Give only the number of lines that hold the word "piastrina".

*EXTRACTED INFORMATION:*
+--

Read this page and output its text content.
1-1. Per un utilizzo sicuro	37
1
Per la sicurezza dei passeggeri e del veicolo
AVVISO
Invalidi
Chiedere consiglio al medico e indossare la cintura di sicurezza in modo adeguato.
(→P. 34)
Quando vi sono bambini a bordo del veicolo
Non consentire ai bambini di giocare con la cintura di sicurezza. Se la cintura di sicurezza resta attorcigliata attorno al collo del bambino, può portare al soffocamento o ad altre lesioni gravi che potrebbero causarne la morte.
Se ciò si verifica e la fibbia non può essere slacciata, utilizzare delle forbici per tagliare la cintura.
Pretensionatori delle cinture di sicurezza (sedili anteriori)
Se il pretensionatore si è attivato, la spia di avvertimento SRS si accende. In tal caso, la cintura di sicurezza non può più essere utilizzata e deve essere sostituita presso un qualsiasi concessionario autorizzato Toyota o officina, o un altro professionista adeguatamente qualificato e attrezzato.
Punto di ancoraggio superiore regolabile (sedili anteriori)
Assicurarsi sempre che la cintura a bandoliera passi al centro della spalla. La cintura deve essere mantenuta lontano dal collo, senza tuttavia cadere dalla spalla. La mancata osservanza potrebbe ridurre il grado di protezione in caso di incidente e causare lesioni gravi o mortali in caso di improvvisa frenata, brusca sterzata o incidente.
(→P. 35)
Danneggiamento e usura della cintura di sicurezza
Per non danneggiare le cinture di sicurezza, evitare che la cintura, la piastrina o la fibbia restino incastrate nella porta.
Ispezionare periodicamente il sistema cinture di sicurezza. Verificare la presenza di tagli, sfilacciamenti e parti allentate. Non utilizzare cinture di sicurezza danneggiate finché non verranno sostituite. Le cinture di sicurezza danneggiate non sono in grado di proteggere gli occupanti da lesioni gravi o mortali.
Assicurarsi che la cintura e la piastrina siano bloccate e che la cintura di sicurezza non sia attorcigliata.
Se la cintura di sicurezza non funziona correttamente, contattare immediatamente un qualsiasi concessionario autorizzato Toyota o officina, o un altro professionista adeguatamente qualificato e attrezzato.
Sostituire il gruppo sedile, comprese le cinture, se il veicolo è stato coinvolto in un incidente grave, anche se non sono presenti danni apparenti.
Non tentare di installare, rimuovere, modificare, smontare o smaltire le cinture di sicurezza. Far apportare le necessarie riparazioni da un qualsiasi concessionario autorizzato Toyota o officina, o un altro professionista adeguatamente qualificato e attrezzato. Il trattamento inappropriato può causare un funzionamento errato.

+--

*FINISHED TASK:*
2